━━━━━ Dataset excerpts ━━━━━

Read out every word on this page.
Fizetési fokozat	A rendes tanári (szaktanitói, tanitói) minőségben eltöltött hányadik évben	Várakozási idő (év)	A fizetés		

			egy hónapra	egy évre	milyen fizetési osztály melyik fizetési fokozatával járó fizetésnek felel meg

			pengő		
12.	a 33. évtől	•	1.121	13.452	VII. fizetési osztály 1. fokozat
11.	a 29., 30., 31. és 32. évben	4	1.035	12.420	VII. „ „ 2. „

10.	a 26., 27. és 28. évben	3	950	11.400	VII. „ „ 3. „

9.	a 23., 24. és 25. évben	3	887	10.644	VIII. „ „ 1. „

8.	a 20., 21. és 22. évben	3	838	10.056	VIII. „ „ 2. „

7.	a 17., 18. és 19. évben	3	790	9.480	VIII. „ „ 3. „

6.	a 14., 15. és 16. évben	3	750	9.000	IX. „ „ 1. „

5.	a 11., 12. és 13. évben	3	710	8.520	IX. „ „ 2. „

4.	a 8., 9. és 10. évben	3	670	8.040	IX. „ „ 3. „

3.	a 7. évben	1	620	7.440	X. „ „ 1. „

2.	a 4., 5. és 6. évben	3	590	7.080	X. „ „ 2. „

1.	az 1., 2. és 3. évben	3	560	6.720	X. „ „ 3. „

━━━━━
━━━━━ Dataset excerpts ━━━━━

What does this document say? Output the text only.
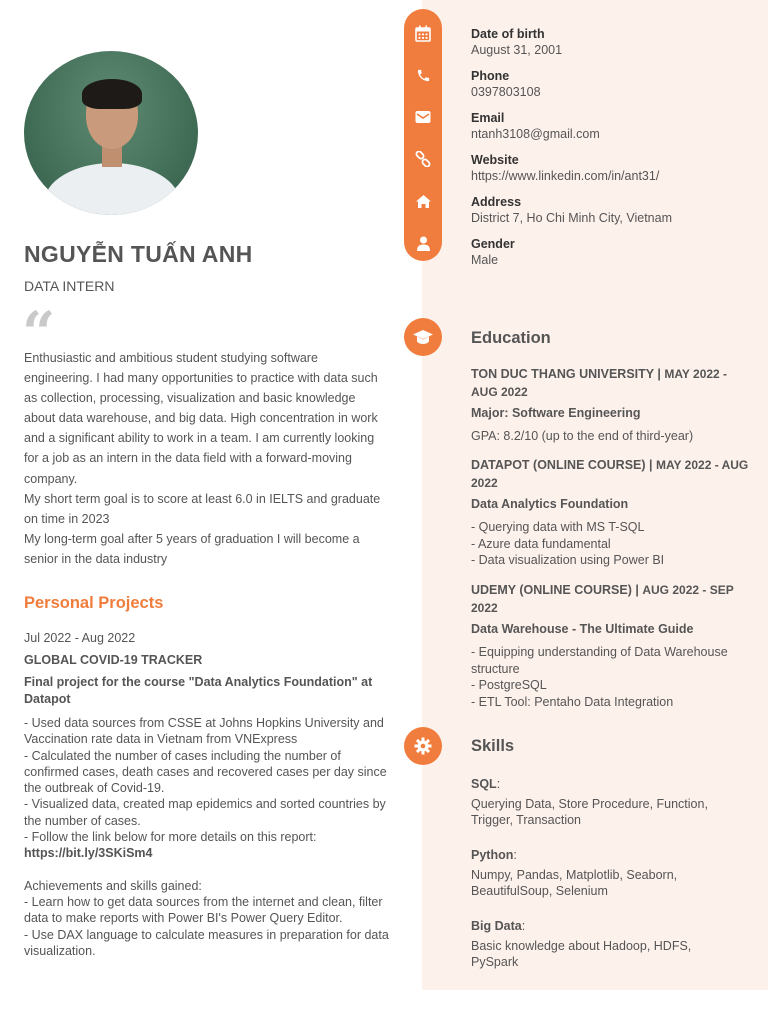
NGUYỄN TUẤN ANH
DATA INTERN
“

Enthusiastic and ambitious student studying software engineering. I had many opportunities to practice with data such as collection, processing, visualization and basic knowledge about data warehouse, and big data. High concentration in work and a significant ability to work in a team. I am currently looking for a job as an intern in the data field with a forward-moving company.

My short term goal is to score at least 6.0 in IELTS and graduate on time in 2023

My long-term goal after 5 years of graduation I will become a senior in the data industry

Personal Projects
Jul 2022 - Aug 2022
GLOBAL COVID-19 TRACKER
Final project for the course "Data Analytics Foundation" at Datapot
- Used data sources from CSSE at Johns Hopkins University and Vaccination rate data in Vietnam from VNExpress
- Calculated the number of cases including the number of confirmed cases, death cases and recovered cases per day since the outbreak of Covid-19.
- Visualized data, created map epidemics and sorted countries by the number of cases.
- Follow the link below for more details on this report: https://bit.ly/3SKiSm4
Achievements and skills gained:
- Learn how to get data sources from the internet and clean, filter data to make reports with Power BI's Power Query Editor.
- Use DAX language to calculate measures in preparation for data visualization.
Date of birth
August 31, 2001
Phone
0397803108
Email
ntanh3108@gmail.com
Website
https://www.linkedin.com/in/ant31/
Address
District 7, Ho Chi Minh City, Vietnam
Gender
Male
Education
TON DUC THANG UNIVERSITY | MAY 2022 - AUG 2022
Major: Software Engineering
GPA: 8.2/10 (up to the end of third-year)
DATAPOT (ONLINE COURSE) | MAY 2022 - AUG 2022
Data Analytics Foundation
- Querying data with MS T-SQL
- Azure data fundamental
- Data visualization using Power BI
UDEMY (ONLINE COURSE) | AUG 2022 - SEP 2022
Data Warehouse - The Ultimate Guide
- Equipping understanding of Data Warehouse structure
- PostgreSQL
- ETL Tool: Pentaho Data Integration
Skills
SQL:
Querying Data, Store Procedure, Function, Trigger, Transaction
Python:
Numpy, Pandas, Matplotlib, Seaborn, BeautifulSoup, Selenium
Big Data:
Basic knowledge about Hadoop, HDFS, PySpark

━━━━━
━━━━━ Dataset excerpts ━━━━━

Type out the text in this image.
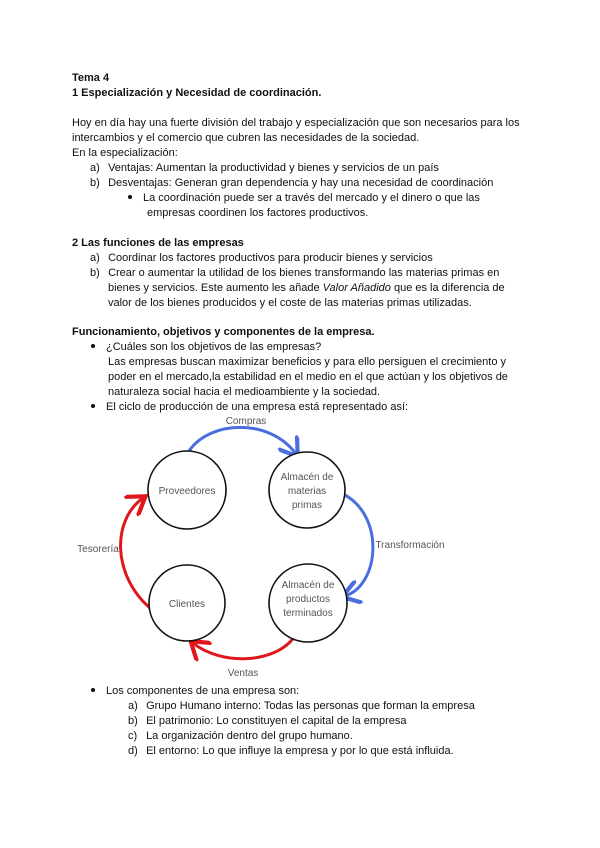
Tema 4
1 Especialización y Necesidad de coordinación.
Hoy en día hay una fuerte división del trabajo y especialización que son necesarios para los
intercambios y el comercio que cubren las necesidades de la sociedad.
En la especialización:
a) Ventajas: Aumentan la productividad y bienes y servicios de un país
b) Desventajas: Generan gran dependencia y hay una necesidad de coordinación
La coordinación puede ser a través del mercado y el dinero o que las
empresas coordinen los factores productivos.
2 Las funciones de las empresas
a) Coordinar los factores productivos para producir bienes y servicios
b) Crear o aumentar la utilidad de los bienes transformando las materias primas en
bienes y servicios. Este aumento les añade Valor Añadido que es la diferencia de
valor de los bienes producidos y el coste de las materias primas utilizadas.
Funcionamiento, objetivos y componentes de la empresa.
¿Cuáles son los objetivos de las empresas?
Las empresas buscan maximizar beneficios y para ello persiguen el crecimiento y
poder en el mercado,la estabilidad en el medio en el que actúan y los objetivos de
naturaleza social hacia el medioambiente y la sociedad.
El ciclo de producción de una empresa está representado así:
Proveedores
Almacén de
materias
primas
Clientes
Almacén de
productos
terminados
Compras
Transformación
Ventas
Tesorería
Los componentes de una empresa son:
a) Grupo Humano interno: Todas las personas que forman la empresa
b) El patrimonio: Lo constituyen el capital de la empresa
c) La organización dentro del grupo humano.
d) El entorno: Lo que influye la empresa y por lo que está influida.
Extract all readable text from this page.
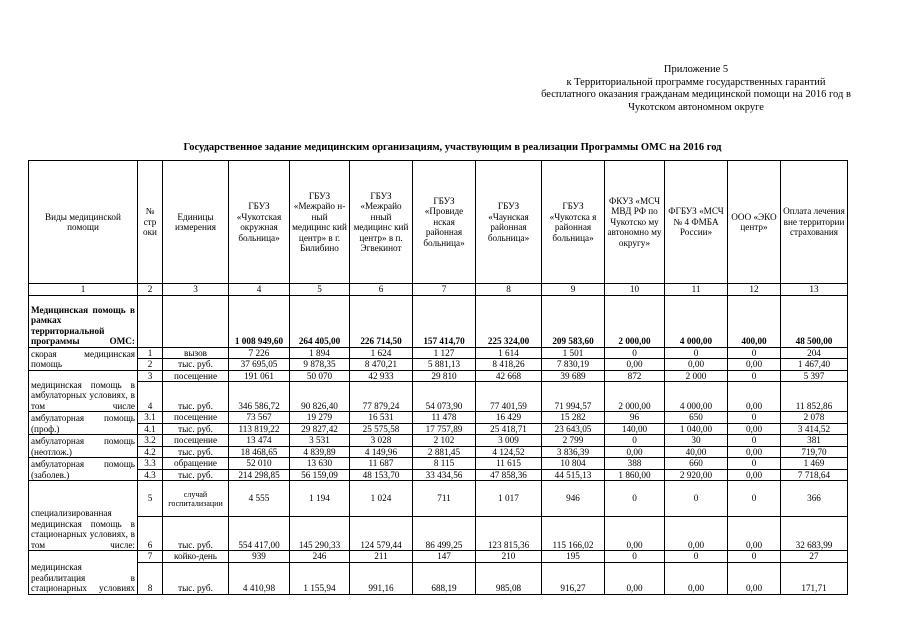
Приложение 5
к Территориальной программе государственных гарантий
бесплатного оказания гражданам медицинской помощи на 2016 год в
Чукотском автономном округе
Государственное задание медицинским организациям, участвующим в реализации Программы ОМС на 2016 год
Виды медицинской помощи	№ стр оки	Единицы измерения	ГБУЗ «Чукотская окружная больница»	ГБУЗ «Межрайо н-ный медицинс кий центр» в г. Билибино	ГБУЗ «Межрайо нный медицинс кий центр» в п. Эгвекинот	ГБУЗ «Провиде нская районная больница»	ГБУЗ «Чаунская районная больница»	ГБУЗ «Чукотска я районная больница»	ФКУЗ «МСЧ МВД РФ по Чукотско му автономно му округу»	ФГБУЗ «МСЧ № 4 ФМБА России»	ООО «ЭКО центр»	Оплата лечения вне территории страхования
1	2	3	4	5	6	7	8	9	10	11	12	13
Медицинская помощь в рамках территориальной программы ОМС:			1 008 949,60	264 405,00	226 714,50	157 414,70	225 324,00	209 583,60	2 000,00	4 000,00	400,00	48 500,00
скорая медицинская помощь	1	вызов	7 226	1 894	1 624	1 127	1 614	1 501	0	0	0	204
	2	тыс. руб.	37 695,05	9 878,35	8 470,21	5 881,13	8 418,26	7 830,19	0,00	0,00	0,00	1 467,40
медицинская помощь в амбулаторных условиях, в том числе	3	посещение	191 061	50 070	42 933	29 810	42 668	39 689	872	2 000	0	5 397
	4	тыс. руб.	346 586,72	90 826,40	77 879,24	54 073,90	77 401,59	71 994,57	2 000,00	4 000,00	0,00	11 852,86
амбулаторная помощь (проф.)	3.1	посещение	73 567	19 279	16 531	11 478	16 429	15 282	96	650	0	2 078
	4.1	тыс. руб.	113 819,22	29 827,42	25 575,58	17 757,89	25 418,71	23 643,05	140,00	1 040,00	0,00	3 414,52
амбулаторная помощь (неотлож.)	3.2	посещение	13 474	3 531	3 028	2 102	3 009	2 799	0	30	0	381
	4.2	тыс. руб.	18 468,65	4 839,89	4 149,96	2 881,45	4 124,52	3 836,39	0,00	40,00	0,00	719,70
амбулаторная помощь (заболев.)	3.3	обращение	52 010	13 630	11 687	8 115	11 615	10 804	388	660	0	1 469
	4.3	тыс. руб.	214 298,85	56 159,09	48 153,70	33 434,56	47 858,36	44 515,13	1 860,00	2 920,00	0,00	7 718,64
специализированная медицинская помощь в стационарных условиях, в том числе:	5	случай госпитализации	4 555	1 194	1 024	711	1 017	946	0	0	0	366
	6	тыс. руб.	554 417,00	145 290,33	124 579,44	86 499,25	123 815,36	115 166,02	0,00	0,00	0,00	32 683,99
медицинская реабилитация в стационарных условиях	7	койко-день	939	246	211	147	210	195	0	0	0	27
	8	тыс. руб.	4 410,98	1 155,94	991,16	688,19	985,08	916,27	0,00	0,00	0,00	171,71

━━━━━

## Your goal:
Set out every line from the material that contains the string "mercado".

## Answer for this exercise:
La coordinación puede ser a través del mercado y el dinero o que las
poder en el mercado,la estabilidad en el medio en el que actúan y los objetivos de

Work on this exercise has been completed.